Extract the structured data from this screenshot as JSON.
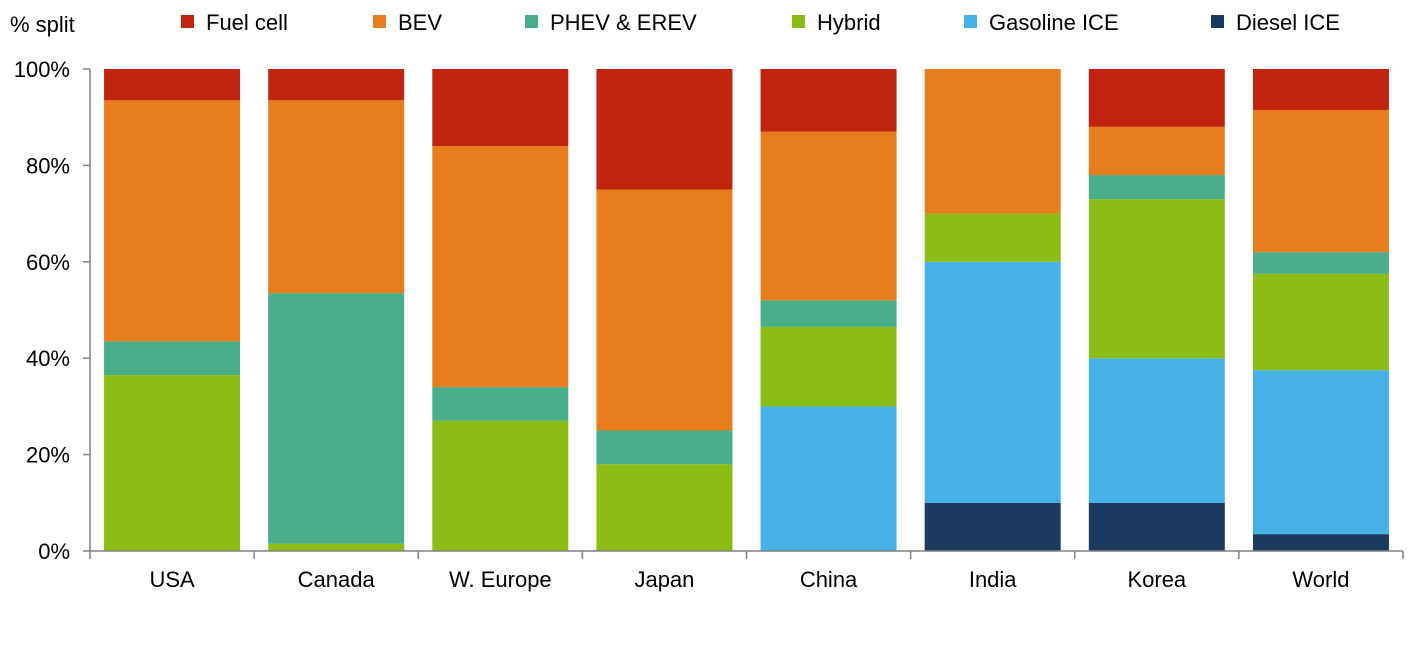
{
  "chart_data": {
    "type": "bar",
    "stacked": true,
    "ylabel": "% split",
    "ylim": [
      0,
      100
    ],
    "y_ticks": [
      "0%",
      "20%",
      "40%",
      "60%",
      "80%",
      "100%"
    ],
    "y_tick_values": [
      0,
      20,
      40,
      60,
      80,
      100
    ],
    "legend_position": "top",
    "grid": false,
    "categories": [
      "USA",
      "Canada",
      "W. Europe",
      "Japan",
      "China",
      "India",
      "Korea",
      "World"
    ],
    "series": [
      {
        "name": "Diesel ICE",
        "color": "#1b3a5f",
        "values": [
          0,
          0,
          0,
          0,
          0,
          10,
          10,
          3.5
        ]
      },
      {
        "name": "Gasoline ICE",
        "color": "#45b1e6",
        "values": [
          0,
          0,
          0,
          0,
          30,
          50,
          30,
          34
        ]
      },
      {
        "name": "Hybrid",
        "color": "#8cbd14",
        "values": [
          36.5,
          1.5,
          27,
          18,
          16.5,
          10,
          33,
          20
        ]
      },
      {
        "name": "PHEV & EREV",
        "color": "#4aae8a",
        "values": [
          7,
          52,
          7,
          7,
          5.5,
          0,
          5,
          4.5
        ]
      },
      {
        "name": "BEV",
        "color": "#e87d1d",
        "values": [
          50,
          40,
          50,
          50,
          35,
          30,
          10,
          29.5
        ]
      },
      {
        "name": "Fuel cell",
        "color": "#c0230e",
        "values": [
          6.5,
          6.5,
          16,
          25,
          13,
          0,
          12,
          8.5
        ]
      }
    ],
    "legend_order": [
      "Fuel cell",
      "BEV",
      "PHEV & EREV",
      "Hybrid",
      "Gasoline ICE",
      "Diesel ICE"
    ]
  }
}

## EXERCISE DIRECTIONS
Note each line of the entries that has "name" in it, and copy those lines.

## FINAL RESULT
        "name": "Diesel ICE",
        "name": "Gasoline ICE",
        "name": "Hybrid",
        "name": "PHEV & EREV",
        "name": "BEV",
        "name": "Fuel cell",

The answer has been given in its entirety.